(EXERCISE PROMPT): Reproduce every one of the following records verbatim, without altering any character.

(Data entries)

=====

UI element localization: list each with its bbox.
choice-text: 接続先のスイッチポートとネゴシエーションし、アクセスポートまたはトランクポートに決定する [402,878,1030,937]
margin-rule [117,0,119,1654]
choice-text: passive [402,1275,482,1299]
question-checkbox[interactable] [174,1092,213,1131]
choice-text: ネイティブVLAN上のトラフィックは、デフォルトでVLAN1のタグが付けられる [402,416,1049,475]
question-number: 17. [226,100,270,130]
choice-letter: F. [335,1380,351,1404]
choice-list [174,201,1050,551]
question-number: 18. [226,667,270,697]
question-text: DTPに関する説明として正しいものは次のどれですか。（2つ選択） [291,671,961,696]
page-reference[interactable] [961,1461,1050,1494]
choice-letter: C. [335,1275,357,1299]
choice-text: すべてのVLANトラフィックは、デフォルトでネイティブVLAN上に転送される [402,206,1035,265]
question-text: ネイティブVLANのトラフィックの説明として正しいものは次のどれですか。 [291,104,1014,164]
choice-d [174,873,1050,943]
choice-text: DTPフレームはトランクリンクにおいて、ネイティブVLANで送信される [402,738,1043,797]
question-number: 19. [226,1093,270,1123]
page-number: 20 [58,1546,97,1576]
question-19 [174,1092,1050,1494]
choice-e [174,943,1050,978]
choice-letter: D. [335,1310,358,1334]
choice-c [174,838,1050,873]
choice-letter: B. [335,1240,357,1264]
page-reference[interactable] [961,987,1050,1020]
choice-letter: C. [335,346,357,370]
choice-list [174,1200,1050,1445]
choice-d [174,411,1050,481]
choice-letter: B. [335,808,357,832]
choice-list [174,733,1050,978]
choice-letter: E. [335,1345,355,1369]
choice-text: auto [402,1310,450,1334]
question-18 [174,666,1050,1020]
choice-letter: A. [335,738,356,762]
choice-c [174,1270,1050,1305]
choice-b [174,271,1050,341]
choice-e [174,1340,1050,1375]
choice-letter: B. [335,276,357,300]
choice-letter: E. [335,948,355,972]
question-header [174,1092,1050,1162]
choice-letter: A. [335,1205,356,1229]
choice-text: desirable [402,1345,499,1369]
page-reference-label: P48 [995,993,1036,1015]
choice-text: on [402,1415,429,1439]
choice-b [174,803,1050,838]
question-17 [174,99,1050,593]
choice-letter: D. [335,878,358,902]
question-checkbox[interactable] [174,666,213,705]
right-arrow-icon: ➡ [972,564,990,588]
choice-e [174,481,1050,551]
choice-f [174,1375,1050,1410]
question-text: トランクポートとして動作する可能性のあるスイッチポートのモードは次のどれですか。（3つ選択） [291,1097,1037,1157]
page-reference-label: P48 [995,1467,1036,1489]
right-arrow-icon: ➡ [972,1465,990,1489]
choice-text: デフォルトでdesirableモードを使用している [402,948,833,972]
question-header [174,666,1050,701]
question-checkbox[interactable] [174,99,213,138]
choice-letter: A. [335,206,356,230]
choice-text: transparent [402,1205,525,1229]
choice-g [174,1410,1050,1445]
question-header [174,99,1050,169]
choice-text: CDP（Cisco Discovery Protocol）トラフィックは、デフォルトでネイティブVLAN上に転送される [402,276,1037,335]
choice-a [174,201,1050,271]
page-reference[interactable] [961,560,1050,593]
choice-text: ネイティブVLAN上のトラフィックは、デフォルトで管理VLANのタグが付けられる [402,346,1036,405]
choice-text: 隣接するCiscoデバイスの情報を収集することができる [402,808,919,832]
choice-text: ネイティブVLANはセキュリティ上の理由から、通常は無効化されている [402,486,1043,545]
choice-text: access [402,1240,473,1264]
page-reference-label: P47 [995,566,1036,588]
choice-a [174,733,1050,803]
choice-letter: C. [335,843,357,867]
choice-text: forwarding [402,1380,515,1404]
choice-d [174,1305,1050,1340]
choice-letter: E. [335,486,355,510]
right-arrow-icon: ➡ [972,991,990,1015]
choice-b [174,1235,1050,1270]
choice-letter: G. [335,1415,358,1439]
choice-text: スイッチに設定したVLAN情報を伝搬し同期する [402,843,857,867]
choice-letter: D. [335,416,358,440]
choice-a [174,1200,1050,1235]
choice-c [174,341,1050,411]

=====

(FULL ANSWER):
UI element localization: list each with its bbox.
choice-text: 接続先のスイッチポートとネゴシエーションし、アクセスポートまたはトランクポートに決定する [402,878,1030,937]
margin-rule [117,0,119,1654]
choice-text: passive [402,1275,482,1299]
question-checkbox[interactable] [174,1092,213,1131]
choice-text: ネイティブVLAN上のトラフィックは、デフォルトでVLAN1のタグが付けられる [402,416,1049,475]
question-number: 17. [226,100,270,130]
choice-letter: F. [335,1380,351,1404]
choice-list [174,201,1050,551]
question-number: 18. [226,667,270,697]
question-text: DTPに関する説明として正しいものは次のどれですか。（2つ選択） [291,671,961,696]
page-reference[interactable] [961,1461,1050,1494]
choice-letter: C. [335,1275,357,1299]
choice-text: すべてのVLANトラフィックは、デフォルトでネイティブVLAN上に転送される [402,206,1035,265]
question-text: ネイティブVLANのトラフィックの説明として正しいものは次のどれですか。 [291,104,1014,164]
choice-d [174,873,1050,943]
choice-text: DTPフレームはトランクリンクにおいて、ネイティブVLANで送信される [402,738,1043,797]
question-number: 19. [226,1093,270,1123]
page-number: 20 [58,1546,97,1576]
question-19 [174,1092,1050,1494]
choice-e [174,943,1050,978]
choice-letter: D. [335,1310,358,1334]
choice-c [174,838,1050,873]
choice-letter: B. [335,1240,357,1264]
page-reference[interactable] [961,987,1050,1020]
choice-letter: C. [335,346,357,370]
choice-list [174,1200,1050,1445]
choice-d [174,411,1050,481]
choice-letter: B. [335,808,357,832]
choice-list [174,733,1050,978]
choice-letter: E. [335,1345,355,1369]
choice-text: auto [402,1310,450,1334]
question-18 [174,666,1050,1020]
choice-letter: A. [335,738,356,762]
choice-c [174,1270,1050,1305]
choice-b [174,271,1050,341]
choice-e [174,1340,1050,1375]
choice-letter: B. [335,276,357,300]
choice-letter: E. [335,948,355,972]
question-header [174,1092,1050,1162]
choice-letter: A. [335,1205,356,1229]
choice-text: desirable [402,1345,499,1369]
page-reference-label: P48 [995,993,1036,1015]
choice-text: on [402,1415,429,1439]
choice-b [174,803,1050,838]
question-17 [174,99,1050,593]
choice-letter: D. [335,878,358,902]
question-checkbox[interactable] [174,666,213,705]
right-arrow-icon: ➡ [972,564,990,588]
choice-e [174,481,1050,551]
choice-f [174,1375,1050,1410]
question-text: トランクポートとして動作する可能性のあるスイッチポートのモードは次のどれですか。（3つ選択） [291,1097,1037,1157]
page-reference-label: P48 [995,1467,1036,1489]
right-arrow-icon: ➡ [972,1465,990,1489]
choice-text: デフォルトでdesirableモードを使用している [402,948,833,972]
question-header [174,666,1050,701]
question-checkbox[interactable] [174,99,213,138]
choice-letter: A. [335,206,356,230]
choice-text: transparent [402,1205,525,1229]
choice-g [174,1410,1050,1445]
question-header [174,99,1050,169]
choice-text: CDP（Cisco Discovery Protocol）トラフィックは、デフォルトでネイティブVLAN上に転送される [402,276,1037,335]
choice-a [174,201,1050,271]
page-reference[interactable] [961,560,1050,593]
choice-text: ネイティブVLAN上のトラフィックは、デフォルトで管理VLANのタグが付けられる [402,346,1036,405]
choice-text: 隣接するCiscoデバイスの情報を収集することができる [402,808,919,832]
choice-text: ネイティブVLANはセキュリティ上の理由から、通常は無効化されている [402,486,1043,545]
choice-text: access [402,1240,473,1264]
page-reference-label: P47 [995,566,1036,588]
choice-a [174,733,1050,803]
choice-letter: C. [335,843,357,867]
choice-text: forwarding [402,1380,515,1404]
choice-d [174,1305,1050,1340]
choice-letter: E. [335,486,355,510]
right-arrow-icon: ➡ [972,991,990,1015]
choice-b [174,1235,1050,1270]
choice-letter: G. [335,1415,358,1439]
choice-text: スイッチに設定したVLAN情報を伝搬し同期する [402,843,857,867]
choice-letter: D. [335,416,358,440]
choice-a [174,1200,1050,1235]
choice-c [174,341,1050,411]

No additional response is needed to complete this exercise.